- Exercise requirements
Restate the records below word for word, and omit the images they hold.

- Data

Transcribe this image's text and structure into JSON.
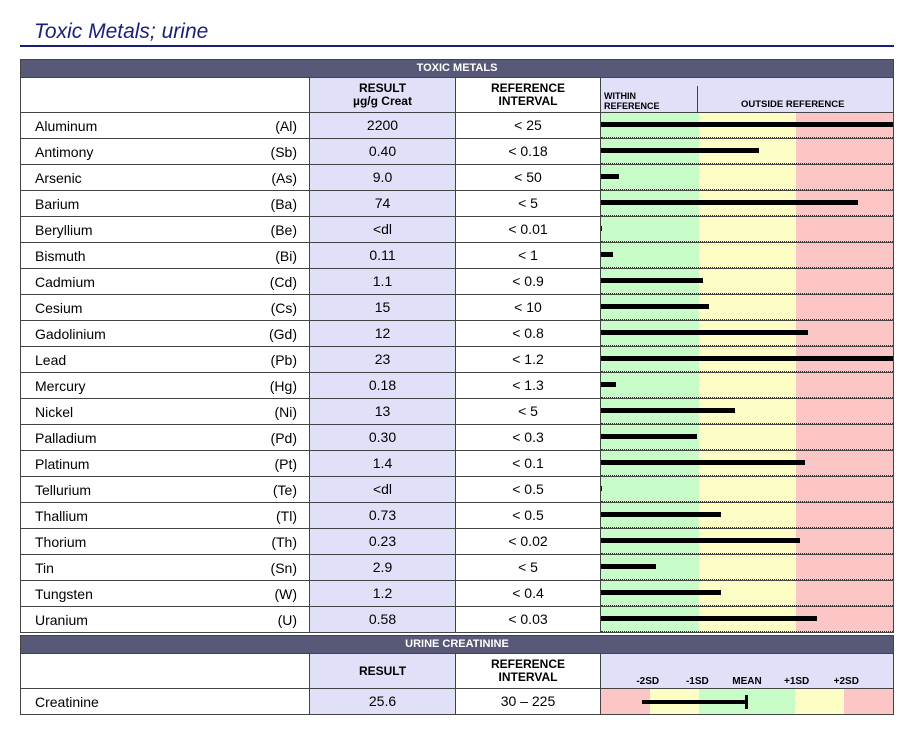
{
  "title": "Toxic Metals; urine",
  "colors": {
    "title": "#1a1f78",
    "band": "#585878",
    "result_bg": "#e0e0f8",
    "within": "#c8fcc8",
    "moderate": "#fdfdc6",
    "outside": "#fdc6c6"
  },
  "toxic": {
    "band": "TOXIC METALS",
    "result_header_1": "RESULT",
    "result_header_2": "µg/g Creat",
    "ref_header_1": "REFERENCE",
    "ref_header_2": "INTERVAL",
    "within_1": "WITHIN",
    "within_2": "REFERENCE",
    "outside": "OUTSIDE REFERENCE",
    "rows": [
      {
        "name": "Aluminum",
        "symbol": "(Al)",
        "result": "2200",
        "ref": "< 25",
        "level": 1.0
      },
      {
        "name": "Antimony",
        "symbol": "(Sb)",
        "result": "0.40",
        "ref": "< 0.18",
        "level": 0.54
      },
      {
        "name": "Arsenic",
        "symbol": "(As)",
        "result": "9.0",
        "ref": "< 50",
        "level": 0.06
      },
      {
        "name": "Barium",
        "symbol": "(Ba)",
        "result": "74",
        "ref": "< 5",
        "level": 0.88
      },
      {
        "name": "Beryllium",
        "symbol": "(Be)",
        "result": "<dl",
        "ref": "< 0.01",
        "level": 0.005
      },
      {
        "name": "Bismuth",
        "symbol": "(Bi)",
        "result": "0.11",
        "ref": "< 1",
        "level": 0.04
      },
      {
        "name": "Cadmium",
        "symbol": "(Cd)",
        "result": "1.1",
        "ref": "< 0.9",
        "level": 0.35
      },
      {
        "name": "Cesium",
        "symbol": "(Cs)",
        "result": "15",
        "ref": "< 10",
        "level": 0.37
      },
      {
        "name": "Gadolinium",
        "symbol": "(Gd)",
        "result": "12",
        "ref": "< 0.8",
        "level": 0.71
      },
      {
        "name": "Lead",
        "symbol": "(Pb)",
        "result": "23",
        "ref": "< 1.2",
        "level": 1.0
      },
      {
        "name": "Mercury",
        "symbol": "(Hg)",
        "result": "0.18",
        "ref": "< 1.3",
        "level": 0.05
      },
      {
        "name": "Nickel",
        "symbol": "(Ni)",
        "result": "13",
        "ref": "< 5",
        "level": 0.46
      },
      {
        "name": "Palladium",
        "symbol": "(Pd)",
        "result": "0.30",
        "ref": "< 0.3",
        "level": 0.33
      },
      {
        "name": "Platinum",
        "symbol": "(Pt)",
        "result": "1.4",
        "ref": "< 0.1",
        "level": 0.7
      },
      {
        "name": "Tellurium",
        "symbol": "(Te)",
        "result": "<dl",
        "ref": "< 0.5",
        "level": 0.005
      },
      {
        "name": "Thallium",
        "symbol": "(Tl)",
        "result": "0.73",
        "ref": "< 0.5",
        "level": 0.41
      },
      {
        "name": "Thorium",
        "symbol": "(Th)",
        "result": "0.23",
        "ref": "< 0.02",
        "level": 0.68
      },
      {
        "name": "Tin",
        "symbol": "(Sn)",
        "result": "2.9",
        "ref": "< 5",
        "level": 0.19
      },
      {
        "name": "Tungsten",
        "symbol": "(W)",
        "result": "1.2",
        "ref": "< 0.4",
        "level": 0.41
      },
      {
        "name": "Uranium",
        "symbol": "(U)",
        "result": "0.58",
        "ref": "< 0.03",
        "level": 0.74
      }
    ]
  },
  "creatinine": {
    "band": "URINE CREATININE",
    "result_header": "RESULT",
    "ref_header_1": "REFERENCE",
    "ref_header_2": "INTERVAL",
    "sd_labels": [
      "-2SD",
      "-1SD",
      "MEAN",
      "+1SD",
      "+2SD"
    ],
    "row": {
      "name": "Creatinine",
      "result": "25.6",
      "ref": "30 – 225",
      "bar_start": 0.14,
      "bar_end": 0.5
    }
  }
}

- Task response
Transcribe this image's text and structure into JSON.
{
  "title": "Toxic Metals; urine",
  "colors": {
    "title": "#1a1f78",
    "band": "#585878",
    "result_bg": "#e0e0f8",
    "within": "#c8fcc8",
    "moderate": "#fdfdc6",
    "outside": "#fdc6c6"
  },
  "toxic": {
    "band": "TOXIC METALS",
    "result_header_1": "RESULT",
    "result_header_2": "µg/g Creat",
    "ref_header_1": "REFERENCE",
    "ref_header_2": "INTERVAL",
    "within_1": "WITHIN",
    "within_2": "REFERENCE",
    "outside": "OUTSIDE REFERENCE",
    "rows": [
      {
        "name": "Aluminum",
        "symbol": "(Al)",
        "result": "2200",
        "ref": "< 25",
        "level": 1.0
      },
      {
        "name": "Antimony",
        "symbol": "(Sb)",
        "result": "0.40",
        "ref": "< 0.18",
        "level": 0.54
      },
      {
        "name": "Arsenic",
        "symbol": "(As)",
        "result": "9.0",
        "ref": "< 50",
        "level": 0.06
      },
      {
        "name": "Barium",
        "symbol": "(Ba)",
        "result": "74",
        "ref": "< 5",
        "level": 0.88
      },
      {
        "name": "Beryllium",
        "symbol": "(Be)",
        "result": "<dl",
        "ref": "< 0.01",
        "level": 0.005
      },
      {
        "name": "Bismuth",
        "symbol": "(Bi)",
        "result": "0.11",
        "ref": "< 1",
        "level": 0.04
      },
      {
        "name": "Cadmium",
        "symbol": "(Cd)",
        "result": "1.1",
        "ref": "< 0.9",
        "level": 0.35
      },
      {
        "name": "Cesium",
        "symbol": "(Cs)",
        "result": "15",
        "ref": "< 10",
        "level": 0.37
      },
      {
        "name": "Gadolinium",
        "symbol": "(Gd)",
        "result": "12",
        "ref": "< 0.8",
        "level": 0.71
      },
      {
        "name": "Lead",
        "symbol": "(Pb)",
        "result": "23",
        "ref": "< 1.2",
        "level": 1.0
      },
      {
        "name": "Mercury",
        "symbol": "(Hg)",
        "result": "0.18",
        "ref": "< 1.3",
        "level": 0.05
      },
      {
        "name": "Nickel",
        "symbol": "(Ni)",
        "result": "13",
        "ref": "< 5",
        "level": 0.46
      },
      {
        "name": "Palladium",
        "symbol": "(Pd)",
        "result": "0.30",
        "ref": "< 0.3",
        "level": 0.33
      },
      {
        "name": "Platinum",
        "symbol": "(Pt)",
        "result": "1.4",
        "ref": "< 0.1",
        "level": 0.7
      },
      {
        "name": "Tellurium",
        "symbol": "(Te)",
        "result": "<dl",
        "ref": "< 0.5",
        "level": 0.005
      },
      {
        "name": "Thallium",
        "symbol": "(Tl)",
        "result": "0.73",
        "ref": "< 0.5",
        "level": 0.41
      },
      {
        "name": "Thorium",
        "symbol": "(Th)",
        "result": "0.23",
        "ref": "< 0.02",
        "level": 0.68
      },
      {
        "name": "Tin",
        "symbol": "(Sn)",
        "result": "2.9",
        "ref": "< 5",
        "level": 0.19
      },
      {
        "name": "Tungsten",
        "symbol": "(W)",
        "result": "1.2",
        "ref": "< 0.4",
        "level": 0.41
      },
      {
        "name": "Uranium",
        "symbol": "(U)",
        "result": "0.58",
        "ref": "< 0.03",
        "level": 0.74
      }
    ]
  },
  "creatinine": {
    "band": "URINE CREATININE",
    "result_header": "RESULT",
    "ref_header_1": "REFERENCE",
    "ref_header_2": "INTERVAL",
    "sd_labels": [
      "-2SD",
      "-1SD",
      "MEAN",
      "+1SD",
      "+2SD"
    ],
    "row": {
      "name": "Creatinine",
      "result": "25.6",
      "ref": "30 – 225",
      "bar_start": 0.14,
      "bar_end": 0.5
    }
  }
}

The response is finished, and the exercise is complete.